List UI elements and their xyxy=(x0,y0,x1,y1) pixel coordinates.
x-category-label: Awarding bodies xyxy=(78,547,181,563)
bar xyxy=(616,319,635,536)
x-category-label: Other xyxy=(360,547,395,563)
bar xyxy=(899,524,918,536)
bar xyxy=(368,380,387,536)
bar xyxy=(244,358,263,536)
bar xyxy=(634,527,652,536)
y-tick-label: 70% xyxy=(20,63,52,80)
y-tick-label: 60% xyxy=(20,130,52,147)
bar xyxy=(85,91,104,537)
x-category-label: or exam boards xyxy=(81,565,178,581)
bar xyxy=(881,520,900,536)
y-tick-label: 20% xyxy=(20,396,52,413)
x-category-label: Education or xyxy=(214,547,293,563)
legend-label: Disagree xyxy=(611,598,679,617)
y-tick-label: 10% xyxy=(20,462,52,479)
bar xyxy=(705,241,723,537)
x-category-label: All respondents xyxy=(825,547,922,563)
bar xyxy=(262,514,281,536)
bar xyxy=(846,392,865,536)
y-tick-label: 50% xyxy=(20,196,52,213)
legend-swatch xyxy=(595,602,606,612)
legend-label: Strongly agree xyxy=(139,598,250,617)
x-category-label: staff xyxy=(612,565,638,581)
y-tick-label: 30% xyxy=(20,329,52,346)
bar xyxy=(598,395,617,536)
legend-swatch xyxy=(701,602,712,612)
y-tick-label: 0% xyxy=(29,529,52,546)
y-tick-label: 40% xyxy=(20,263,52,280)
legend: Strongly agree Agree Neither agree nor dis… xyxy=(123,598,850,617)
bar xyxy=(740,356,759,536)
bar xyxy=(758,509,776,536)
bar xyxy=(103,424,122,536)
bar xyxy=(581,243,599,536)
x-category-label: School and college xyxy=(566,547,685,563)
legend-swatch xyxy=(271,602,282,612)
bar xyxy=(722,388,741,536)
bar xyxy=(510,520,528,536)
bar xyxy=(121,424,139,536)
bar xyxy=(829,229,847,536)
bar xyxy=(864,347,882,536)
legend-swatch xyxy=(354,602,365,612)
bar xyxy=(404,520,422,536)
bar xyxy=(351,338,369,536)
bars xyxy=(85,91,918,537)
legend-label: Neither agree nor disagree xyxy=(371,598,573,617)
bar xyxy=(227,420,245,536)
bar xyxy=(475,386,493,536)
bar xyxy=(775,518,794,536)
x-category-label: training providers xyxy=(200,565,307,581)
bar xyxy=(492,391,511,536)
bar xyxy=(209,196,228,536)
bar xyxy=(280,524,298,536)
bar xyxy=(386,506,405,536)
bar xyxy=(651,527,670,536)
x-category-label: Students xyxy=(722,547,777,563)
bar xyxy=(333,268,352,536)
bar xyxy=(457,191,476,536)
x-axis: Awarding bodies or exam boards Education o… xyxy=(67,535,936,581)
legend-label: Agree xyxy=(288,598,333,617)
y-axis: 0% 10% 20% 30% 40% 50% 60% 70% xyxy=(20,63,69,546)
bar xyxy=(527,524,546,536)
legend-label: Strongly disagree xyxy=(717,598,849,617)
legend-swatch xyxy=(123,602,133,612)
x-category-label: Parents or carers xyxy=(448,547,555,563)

## SET EXERCISE
Copy the data from its first line through the line containing "bar xyxy=(244,358,263,536)", including both of these lines, and reproduce every line without alteration.

## REPLY
List UI elements and their xyxy=(x0,y0,x1,y1) pixel coordinates.
x-category-label: Awarding bodies xyxy=(78,547,181,563)
bar xyxy=(616,319,635,536)
x-category-label: Other xyxy=(360,547,395,563)
bar xyxy=(899,524,918,536)
bar xyxy=(368,380,387,536)
bar xyxy=(244,358,263,536)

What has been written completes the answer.